→ **INSTRUCTIONS TO FOLLOW**: From the entries below, pull out each line where "good" appears.

→ **Collected data**:
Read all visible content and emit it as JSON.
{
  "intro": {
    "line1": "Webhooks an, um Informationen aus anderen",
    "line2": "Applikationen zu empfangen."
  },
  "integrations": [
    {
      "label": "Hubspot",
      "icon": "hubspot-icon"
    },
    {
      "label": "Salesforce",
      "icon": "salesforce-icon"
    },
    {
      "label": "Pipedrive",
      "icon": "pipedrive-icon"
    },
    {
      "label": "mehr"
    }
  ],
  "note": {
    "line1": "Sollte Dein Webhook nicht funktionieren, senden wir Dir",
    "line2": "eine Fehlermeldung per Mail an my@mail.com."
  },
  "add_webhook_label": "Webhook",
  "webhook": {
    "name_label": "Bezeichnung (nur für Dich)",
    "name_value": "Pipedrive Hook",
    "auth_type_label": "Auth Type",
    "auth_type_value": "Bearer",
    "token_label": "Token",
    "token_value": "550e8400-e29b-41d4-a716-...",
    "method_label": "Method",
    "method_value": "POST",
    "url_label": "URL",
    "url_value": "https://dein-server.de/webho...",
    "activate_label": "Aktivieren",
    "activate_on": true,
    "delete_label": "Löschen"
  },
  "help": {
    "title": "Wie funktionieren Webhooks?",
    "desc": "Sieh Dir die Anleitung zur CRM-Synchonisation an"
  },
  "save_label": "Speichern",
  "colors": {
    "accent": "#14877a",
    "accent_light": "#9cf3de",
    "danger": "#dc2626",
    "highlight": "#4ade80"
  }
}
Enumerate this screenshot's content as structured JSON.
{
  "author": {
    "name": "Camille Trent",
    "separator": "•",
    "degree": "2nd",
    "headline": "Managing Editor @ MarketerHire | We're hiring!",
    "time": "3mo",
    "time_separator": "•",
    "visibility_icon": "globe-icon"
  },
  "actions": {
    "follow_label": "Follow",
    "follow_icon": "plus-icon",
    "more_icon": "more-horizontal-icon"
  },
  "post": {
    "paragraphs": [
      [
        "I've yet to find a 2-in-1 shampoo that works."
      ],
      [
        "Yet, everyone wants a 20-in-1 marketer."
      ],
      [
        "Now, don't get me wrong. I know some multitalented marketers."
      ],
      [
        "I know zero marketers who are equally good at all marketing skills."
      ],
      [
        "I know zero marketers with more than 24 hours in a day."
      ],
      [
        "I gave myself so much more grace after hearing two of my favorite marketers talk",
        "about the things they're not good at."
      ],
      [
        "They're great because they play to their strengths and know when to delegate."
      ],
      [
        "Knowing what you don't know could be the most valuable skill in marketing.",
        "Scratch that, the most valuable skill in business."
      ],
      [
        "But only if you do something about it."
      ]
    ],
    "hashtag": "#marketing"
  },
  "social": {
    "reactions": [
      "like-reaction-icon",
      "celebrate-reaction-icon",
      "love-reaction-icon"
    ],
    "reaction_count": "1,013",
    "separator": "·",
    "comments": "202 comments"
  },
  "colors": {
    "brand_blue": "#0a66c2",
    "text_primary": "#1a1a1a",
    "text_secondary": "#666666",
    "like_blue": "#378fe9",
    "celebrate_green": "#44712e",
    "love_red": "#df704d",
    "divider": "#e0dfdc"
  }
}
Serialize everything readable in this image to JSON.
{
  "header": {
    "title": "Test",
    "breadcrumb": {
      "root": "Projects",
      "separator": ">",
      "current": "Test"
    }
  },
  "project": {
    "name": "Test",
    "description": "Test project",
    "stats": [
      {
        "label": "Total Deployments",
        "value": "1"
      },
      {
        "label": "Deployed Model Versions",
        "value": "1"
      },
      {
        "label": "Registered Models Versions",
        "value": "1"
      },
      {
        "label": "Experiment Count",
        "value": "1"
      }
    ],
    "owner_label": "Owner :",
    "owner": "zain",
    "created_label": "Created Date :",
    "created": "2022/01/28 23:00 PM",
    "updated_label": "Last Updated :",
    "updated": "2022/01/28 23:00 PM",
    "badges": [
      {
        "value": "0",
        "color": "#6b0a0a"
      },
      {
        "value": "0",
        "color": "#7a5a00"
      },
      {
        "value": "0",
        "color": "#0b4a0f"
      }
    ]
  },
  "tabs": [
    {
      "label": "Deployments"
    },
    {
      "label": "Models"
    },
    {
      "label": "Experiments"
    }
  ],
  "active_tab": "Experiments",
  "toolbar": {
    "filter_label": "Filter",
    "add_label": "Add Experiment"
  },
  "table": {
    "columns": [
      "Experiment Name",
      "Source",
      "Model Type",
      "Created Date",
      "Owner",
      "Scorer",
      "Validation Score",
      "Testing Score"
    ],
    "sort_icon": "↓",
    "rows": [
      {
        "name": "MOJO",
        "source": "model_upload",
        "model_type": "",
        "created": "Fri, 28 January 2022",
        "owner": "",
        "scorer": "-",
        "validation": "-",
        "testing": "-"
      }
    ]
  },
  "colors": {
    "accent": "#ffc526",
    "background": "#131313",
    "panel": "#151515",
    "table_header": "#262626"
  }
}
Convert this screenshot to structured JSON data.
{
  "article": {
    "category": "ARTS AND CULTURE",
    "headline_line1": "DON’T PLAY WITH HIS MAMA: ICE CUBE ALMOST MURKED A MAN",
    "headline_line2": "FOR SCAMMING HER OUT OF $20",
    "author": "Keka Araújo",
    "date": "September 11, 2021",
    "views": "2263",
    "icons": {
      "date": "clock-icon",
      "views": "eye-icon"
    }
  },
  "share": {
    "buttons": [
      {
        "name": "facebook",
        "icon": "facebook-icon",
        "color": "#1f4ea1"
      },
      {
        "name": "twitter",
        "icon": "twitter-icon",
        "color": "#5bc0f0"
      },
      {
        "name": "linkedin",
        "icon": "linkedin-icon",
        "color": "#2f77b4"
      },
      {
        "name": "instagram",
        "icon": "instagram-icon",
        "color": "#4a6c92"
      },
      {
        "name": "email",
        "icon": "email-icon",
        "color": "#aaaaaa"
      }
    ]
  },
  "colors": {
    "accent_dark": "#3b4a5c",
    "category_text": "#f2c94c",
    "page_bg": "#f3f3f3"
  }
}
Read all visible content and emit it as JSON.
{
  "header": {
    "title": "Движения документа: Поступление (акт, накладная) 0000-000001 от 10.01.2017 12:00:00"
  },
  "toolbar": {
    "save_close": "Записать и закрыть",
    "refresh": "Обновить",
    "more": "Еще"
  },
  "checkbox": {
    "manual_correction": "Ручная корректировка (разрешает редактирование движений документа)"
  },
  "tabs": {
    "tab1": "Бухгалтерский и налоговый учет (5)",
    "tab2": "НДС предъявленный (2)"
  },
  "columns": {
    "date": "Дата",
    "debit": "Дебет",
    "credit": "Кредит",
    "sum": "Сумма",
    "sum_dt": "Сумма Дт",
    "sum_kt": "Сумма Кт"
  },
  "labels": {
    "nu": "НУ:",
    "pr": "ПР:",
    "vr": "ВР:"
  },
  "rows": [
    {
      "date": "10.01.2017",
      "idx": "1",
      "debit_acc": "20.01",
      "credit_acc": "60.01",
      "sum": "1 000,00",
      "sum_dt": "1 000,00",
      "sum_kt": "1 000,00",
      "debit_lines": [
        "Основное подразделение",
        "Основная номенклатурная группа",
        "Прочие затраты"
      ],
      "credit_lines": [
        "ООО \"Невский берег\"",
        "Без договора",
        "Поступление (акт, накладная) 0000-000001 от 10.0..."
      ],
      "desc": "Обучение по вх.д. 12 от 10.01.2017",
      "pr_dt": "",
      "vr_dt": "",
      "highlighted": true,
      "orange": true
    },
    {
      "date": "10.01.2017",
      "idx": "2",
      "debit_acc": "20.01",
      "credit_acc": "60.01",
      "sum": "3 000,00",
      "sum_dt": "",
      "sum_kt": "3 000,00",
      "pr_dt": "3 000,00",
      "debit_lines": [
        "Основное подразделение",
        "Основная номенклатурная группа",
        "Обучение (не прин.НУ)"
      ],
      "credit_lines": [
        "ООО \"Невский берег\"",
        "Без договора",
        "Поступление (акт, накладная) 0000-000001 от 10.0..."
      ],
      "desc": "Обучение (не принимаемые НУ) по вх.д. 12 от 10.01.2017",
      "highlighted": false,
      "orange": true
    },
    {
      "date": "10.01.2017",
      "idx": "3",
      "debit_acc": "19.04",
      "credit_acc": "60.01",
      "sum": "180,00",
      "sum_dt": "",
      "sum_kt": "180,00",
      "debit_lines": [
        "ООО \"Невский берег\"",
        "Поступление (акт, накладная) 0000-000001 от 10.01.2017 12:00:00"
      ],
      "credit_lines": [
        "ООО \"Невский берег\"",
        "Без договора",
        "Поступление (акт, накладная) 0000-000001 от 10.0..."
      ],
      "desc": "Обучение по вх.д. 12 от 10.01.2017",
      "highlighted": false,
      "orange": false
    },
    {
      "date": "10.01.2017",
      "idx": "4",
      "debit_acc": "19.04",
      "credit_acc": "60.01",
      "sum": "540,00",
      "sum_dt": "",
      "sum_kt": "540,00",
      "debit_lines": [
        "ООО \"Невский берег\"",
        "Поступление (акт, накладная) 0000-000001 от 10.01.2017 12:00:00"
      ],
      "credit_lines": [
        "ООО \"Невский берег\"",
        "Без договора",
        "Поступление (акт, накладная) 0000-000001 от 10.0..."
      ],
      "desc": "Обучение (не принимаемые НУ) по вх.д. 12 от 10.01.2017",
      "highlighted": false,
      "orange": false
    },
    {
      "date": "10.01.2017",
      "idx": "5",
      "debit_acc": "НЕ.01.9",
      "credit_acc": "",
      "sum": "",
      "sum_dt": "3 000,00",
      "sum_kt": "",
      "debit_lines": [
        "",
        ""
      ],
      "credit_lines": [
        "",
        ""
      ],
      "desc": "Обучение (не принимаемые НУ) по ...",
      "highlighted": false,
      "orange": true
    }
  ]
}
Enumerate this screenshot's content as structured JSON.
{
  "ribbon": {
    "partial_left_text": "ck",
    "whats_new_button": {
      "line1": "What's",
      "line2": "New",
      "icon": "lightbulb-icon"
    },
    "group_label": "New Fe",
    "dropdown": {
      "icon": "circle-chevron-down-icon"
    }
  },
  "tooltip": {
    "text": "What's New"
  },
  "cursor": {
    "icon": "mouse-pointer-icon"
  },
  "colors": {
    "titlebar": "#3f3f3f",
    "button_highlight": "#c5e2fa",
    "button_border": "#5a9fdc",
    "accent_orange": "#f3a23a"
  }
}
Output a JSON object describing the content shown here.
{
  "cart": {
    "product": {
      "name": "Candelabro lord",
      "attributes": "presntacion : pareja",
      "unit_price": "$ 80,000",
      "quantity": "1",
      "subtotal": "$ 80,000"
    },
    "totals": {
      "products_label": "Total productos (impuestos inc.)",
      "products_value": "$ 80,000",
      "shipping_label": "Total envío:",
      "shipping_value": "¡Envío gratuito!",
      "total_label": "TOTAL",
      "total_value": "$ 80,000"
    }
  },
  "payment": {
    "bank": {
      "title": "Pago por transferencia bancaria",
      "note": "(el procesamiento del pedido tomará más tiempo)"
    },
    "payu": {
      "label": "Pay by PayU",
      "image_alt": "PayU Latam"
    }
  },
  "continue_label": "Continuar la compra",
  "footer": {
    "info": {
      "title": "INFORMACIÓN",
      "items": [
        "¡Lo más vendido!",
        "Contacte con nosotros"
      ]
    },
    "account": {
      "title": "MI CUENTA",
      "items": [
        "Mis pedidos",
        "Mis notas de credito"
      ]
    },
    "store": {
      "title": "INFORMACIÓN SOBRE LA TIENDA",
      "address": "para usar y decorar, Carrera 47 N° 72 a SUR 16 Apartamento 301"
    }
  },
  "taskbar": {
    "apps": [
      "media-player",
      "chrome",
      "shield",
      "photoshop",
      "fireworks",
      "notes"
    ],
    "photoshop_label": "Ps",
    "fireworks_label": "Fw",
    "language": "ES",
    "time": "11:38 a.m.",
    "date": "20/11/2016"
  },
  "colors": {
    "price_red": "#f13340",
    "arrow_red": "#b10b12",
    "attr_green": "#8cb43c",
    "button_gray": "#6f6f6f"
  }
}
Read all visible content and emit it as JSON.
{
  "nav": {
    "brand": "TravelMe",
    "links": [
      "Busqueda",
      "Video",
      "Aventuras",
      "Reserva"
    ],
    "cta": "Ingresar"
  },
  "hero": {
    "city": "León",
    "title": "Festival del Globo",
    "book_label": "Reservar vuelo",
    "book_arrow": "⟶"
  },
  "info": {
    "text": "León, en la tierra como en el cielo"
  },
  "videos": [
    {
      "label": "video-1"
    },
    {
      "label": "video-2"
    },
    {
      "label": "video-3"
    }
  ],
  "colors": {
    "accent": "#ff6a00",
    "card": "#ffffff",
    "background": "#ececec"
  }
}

→ **COMPLETED EXERCISE**:
        "I know zero marketers who are equally good at all marketing skills."
        "about the things they're not good at."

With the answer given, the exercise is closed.